» Goal of the exercise: Determine how many lines contain the string "name", then reply with that figure only.

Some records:

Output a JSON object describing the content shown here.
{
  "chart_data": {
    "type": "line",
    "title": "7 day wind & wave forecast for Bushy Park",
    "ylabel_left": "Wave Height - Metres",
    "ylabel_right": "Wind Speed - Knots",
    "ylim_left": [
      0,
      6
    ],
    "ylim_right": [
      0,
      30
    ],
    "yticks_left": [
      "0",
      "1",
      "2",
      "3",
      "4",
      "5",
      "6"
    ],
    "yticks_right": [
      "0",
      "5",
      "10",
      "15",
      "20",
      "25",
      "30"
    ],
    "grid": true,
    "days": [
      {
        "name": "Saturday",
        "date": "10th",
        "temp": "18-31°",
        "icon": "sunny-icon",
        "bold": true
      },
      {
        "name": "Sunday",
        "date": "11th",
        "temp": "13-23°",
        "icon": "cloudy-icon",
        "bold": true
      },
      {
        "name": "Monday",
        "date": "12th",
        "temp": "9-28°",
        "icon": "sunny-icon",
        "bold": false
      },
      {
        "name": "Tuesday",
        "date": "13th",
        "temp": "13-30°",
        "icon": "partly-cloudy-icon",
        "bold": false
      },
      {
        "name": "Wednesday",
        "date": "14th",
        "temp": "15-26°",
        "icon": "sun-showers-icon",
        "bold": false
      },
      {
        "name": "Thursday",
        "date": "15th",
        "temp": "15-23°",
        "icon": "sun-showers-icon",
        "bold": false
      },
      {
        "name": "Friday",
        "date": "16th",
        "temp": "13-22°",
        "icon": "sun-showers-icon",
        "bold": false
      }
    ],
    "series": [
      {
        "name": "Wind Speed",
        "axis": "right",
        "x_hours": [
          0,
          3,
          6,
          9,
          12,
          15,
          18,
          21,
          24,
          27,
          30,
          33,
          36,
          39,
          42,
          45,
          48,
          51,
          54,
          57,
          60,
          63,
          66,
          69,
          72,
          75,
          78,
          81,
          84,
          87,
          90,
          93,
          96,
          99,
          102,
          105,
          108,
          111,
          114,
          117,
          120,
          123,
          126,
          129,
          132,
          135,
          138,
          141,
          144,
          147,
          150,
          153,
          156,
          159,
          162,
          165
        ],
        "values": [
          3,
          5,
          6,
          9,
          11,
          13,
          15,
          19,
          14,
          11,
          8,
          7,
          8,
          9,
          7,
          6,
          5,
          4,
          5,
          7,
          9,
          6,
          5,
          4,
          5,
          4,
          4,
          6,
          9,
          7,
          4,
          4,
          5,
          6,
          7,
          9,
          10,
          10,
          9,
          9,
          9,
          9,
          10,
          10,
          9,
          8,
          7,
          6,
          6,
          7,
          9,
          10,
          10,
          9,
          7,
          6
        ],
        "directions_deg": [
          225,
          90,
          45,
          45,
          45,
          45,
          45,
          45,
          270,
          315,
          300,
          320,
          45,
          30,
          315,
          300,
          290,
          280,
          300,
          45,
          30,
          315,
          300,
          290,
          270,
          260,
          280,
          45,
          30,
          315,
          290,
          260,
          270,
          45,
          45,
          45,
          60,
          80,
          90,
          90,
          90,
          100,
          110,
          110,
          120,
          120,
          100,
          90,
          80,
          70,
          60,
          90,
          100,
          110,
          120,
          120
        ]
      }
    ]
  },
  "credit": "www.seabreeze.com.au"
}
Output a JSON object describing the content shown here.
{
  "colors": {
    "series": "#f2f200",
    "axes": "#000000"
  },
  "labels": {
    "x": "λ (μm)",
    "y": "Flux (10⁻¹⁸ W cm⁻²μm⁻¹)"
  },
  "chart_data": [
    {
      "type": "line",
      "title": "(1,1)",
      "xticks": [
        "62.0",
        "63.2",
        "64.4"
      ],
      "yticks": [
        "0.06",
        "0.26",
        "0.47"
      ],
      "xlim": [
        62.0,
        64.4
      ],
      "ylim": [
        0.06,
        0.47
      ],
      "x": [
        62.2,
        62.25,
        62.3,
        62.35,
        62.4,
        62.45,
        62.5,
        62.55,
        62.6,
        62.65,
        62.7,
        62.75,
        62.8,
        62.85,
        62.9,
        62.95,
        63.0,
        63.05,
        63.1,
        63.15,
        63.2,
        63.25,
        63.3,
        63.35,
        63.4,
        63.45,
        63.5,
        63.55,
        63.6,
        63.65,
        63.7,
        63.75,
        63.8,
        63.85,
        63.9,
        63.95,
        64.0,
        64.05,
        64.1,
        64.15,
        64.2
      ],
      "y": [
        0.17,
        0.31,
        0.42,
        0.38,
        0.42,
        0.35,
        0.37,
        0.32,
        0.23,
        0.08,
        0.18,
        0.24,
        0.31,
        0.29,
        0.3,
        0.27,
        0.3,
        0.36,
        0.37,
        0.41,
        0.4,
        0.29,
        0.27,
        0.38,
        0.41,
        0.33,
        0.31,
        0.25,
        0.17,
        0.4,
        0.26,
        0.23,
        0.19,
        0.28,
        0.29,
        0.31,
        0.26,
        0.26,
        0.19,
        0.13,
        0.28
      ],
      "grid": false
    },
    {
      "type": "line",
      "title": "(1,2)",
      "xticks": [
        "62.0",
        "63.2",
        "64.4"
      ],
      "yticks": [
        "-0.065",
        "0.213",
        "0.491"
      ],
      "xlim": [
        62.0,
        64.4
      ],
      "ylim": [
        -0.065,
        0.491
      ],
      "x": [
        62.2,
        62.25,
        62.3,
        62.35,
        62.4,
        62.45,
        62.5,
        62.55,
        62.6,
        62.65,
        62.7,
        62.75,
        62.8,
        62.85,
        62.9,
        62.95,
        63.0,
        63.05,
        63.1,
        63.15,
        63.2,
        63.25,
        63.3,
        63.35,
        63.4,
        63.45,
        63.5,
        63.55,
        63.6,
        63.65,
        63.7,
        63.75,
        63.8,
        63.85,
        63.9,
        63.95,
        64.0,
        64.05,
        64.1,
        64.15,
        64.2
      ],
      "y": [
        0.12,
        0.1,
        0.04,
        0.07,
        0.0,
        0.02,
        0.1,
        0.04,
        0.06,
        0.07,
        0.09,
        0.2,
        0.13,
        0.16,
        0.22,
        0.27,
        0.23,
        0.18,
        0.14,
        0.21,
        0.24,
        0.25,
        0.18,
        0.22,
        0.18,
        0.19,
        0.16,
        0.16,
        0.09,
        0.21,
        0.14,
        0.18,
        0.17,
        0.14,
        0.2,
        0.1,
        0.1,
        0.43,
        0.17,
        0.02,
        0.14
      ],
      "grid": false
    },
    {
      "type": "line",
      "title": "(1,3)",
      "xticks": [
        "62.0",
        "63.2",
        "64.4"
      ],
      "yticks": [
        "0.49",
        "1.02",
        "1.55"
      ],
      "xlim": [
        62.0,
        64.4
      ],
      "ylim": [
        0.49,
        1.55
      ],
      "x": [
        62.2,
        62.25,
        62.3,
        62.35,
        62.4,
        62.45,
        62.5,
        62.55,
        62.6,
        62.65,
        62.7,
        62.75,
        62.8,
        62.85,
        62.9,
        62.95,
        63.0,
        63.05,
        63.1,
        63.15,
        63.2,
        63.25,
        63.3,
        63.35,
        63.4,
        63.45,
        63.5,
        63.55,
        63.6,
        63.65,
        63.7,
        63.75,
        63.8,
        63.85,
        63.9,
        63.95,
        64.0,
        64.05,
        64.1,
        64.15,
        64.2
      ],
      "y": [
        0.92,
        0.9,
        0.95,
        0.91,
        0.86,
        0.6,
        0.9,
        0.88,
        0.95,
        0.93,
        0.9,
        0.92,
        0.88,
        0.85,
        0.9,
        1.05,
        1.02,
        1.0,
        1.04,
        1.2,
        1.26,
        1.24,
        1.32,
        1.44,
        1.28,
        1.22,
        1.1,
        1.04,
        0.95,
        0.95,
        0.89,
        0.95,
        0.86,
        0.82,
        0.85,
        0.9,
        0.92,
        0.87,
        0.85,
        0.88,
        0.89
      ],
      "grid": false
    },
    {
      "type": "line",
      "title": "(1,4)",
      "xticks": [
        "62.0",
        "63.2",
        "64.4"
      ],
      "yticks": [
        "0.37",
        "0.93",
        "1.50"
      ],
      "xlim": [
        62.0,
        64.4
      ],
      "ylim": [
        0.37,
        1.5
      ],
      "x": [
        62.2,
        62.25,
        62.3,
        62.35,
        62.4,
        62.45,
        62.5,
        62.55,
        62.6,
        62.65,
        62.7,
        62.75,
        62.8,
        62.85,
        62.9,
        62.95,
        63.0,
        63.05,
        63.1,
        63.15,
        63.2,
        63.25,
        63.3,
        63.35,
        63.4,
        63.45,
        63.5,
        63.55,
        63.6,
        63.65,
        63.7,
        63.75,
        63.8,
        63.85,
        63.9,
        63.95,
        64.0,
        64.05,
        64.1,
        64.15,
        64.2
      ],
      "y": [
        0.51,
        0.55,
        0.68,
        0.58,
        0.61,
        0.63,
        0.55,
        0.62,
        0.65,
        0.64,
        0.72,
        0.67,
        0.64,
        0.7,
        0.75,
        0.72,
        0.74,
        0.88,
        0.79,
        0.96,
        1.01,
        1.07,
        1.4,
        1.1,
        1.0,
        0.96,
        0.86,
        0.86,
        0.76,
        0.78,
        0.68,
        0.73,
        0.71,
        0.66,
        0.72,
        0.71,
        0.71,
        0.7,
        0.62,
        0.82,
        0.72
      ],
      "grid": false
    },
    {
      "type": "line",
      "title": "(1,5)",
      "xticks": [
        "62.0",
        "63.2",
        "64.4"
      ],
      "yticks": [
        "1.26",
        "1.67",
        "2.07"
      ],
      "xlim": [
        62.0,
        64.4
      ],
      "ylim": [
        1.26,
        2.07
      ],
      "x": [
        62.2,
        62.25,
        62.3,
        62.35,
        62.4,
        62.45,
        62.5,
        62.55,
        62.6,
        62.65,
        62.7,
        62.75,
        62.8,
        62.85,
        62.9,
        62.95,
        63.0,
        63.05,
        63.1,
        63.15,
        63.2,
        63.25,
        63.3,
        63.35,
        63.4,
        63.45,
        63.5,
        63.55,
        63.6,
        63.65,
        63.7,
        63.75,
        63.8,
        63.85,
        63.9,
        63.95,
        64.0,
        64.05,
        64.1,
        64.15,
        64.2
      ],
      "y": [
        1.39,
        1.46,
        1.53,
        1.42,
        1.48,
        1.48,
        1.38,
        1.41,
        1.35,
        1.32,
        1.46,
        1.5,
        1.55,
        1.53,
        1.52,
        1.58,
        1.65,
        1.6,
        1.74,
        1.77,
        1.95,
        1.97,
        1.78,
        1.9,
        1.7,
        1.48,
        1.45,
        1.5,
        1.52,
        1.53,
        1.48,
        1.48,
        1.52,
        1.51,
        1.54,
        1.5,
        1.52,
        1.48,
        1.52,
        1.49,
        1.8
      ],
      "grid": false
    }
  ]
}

» Output: 8